[Figure data in JSON]
——————————
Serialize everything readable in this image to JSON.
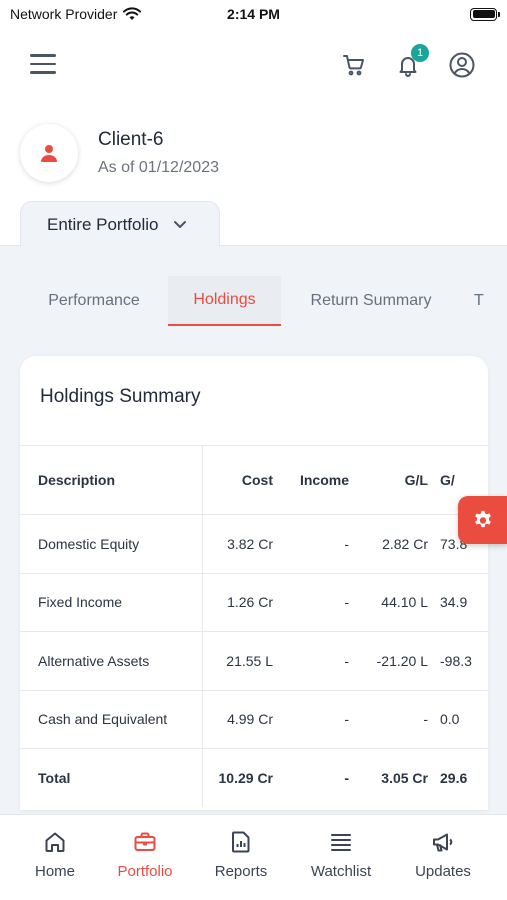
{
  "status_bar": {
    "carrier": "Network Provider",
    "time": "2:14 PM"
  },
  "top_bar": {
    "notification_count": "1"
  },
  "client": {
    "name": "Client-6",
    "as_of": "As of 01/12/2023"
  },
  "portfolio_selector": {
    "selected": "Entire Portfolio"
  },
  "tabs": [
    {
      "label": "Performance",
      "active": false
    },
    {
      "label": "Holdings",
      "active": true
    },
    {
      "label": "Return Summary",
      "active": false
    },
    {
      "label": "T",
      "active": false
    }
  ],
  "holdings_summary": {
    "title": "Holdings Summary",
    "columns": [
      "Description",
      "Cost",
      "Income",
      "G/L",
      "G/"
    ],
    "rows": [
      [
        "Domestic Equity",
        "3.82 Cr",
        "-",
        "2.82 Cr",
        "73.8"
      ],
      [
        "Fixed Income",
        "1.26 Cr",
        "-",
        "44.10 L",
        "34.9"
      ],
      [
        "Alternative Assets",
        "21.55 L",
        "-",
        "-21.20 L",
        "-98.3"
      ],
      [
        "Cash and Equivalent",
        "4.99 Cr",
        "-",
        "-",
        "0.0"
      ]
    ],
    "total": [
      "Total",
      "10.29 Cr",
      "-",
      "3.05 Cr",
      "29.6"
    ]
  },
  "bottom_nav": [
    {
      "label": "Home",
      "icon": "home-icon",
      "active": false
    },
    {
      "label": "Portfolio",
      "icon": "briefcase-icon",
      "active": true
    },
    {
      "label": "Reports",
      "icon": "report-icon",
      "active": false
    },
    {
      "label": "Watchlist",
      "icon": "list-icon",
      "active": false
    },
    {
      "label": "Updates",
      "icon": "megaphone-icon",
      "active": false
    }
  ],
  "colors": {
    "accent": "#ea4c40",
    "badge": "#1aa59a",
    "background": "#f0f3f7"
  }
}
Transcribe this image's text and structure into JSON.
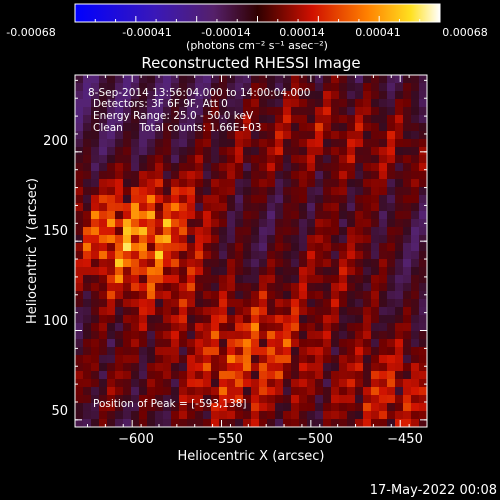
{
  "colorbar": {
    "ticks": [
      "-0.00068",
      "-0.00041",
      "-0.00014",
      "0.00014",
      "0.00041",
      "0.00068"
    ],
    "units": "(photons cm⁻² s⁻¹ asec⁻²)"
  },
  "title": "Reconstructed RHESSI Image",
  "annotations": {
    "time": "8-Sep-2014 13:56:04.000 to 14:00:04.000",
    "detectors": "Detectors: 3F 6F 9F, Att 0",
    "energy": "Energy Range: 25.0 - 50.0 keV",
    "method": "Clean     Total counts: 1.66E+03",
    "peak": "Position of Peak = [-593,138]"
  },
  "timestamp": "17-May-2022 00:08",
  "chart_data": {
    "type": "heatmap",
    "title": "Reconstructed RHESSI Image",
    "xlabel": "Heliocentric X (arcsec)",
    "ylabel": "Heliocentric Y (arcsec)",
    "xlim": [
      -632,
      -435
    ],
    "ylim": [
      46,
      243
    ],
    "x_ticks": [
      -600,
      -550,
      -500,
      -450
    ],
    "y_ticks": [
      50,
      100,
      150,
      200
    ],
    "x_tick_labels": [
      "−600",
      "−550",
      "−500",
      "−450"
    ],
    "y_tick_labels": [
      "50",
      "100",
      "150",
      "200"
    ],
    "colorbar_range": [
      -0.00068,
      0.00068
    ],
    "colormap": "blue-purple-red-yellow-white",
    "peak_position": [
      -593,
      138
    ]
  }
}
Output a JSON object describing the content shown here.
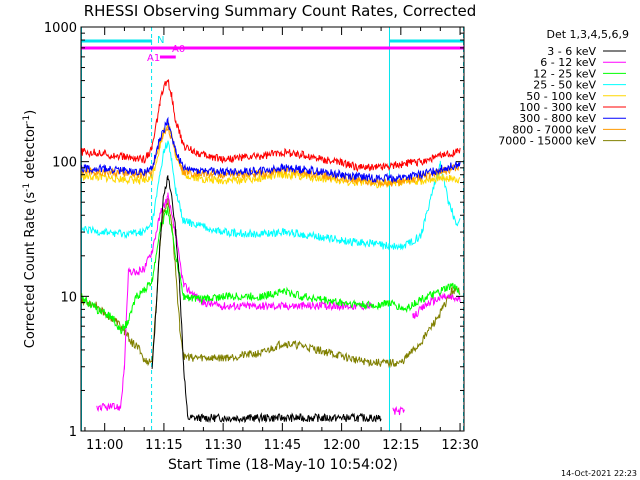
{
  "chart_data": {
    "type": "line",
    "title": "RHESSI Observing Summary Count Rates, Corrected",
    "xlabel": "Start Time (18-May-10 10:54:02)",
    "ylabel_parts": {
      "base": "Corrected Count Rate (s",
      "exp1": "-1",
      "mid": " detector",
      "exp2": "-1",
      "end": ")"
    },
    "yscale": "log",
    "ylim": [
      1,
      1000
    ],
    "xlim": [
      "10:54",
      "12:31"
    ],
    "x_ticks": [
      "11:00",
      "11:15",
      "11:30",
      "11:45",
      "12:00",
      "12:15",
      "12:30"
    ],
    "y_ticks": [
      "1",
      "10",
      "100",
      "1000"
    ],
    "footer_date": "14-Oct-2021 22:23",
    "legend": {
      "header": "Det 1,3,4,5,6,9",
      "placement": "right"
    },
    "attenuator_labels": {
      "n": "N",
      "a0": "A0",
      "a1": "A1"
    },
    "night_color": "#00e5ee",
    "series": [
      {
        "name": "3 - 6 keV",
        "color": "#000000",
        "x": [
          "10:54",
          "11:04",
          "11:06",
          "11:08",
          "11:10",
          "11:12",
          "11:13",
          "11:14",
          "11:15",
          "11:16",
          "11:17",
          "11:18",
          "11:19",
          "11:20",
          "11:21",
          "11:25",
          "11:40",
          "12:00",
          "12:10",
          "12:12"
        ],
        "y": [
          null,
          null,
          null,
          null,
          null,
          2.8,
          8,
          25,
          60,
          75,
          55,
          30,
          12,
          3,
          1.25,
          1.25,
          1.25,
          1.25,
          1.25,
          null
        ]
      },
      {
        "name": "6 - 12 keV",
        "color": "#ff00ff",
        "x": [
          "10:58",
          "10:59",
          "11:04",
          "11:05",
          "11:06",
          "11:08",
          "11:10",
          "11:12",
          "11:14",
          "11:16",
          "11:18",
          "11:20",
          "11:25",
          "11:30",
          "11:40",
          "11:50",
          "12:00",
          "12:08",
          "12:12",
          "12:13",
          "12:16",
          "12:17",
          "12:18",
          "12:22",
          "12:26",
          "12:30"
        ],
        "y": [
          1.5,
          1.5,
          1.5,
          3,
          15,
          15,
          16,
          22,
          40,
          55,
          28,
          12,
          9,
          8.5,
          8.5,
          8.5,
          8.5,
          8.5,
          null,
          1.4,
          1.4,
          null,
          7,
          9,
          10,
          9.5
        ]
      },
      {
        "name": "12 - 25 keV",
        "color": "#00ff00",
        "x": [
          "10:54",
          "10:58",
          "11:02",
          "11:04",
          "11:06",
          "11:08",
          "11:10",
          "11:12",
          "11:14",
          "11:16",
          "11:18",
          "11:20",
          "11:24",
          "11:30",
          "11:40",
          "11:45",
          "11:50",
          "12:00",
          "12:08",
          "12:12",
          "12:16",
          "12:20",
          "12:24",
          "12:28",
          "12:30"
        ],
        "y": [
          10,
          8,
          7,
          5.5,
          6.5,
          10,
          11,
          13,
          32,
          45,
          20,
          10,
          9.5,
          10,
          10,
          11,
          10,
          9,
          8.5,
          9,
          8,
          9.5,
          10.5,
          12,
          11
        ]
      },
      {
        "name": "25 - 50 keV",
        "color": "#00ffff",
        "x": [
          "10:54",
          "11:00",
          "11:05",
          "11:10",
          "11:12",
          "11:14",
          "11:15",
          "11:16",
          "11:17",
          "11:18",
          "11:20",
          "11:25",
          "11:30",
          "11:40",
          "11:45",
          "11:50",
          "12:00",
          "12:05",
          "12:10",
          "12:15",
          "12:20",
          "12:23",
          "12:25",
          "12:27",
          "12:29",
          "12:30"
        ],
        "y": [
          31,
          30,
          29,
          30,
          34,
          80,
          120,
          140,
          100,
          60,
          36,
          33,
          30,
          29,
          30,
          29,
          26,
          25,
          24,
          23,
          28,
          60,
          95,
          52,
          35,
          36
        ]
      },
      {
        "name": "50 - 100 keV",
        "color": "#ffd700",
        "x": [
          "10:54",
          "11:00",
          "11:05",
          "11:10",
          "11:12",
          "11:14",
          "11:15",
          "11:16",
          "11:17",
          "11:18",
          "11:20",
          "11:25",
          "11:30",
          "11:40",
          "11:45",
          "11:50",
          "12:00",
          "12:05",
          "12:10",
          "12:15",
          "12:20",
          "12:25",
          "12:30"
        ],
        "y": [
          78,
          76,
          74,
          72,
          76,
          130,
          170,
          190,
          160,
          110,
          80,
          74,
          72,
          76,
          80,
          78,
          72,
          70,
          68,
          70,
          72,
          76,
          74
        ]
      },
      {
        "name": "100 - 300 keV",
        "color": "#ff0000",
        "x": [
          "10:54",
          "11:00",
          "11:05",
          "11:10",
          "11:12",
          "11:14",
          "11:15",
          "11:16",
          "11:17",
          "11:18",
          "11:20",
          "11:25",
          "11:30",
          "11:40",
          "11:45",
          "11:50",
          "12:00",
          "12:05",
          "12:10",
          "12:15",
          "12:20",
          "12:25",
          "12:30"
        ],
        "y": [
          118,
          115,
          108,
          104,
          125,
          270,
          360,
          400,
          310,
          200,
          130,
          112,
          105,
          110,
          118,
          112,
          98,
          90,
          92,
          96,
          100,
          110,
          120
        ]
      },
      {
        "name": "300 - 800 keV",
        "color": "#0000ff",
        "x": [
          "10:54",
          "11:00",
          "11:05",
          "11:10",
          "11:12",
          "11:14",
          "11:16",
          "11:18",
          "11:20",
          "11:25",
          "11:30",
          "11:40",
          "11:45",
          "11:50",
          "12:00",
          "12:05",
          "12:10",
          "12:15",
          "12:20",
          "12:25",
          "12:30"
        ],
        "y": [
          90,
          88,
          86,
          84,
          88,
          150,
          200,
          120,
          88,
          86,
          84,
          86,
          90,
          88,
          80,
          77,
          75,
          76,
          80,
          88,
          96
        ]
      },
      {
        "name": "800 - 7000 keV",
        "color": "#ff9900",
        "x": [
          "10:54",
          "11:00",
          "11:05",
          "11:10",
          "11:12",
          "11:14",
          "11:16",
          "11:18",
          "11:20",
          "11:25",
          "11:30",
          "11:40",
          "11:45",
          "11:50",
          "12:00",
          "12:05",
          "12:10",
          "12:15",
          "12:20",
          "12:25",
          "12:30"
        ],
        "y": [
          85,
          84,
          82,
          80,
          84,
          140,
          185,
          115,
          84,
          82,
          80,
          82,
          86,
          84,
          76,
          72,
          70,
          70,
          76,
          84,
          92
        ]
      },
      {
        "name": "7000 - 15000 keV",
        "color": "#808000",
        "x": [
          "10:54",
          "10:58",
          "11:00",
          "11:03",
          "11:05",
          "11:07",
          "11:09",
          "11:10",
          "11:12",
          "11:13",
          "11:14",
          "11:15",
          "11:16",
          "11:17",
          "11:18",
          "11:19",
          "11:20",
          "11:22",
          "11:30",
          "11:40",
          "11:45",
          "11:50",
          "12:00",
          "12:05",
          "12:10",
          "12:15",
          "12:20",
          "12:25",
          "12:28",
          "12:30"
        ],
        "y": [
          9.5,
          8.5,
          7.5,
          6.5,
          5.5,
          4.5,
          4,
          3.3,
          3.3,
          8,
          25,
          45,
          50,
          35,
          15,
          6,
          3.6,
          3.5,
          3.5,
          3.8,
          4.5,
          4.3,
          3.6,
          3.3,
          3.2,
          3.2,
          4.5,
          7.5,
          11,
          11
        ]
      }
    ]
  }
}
——————————
* **Exercise task**
Within the entries above, work out how many lines contain the word "arcsec". The number alone is the answer.

* **Output below**
2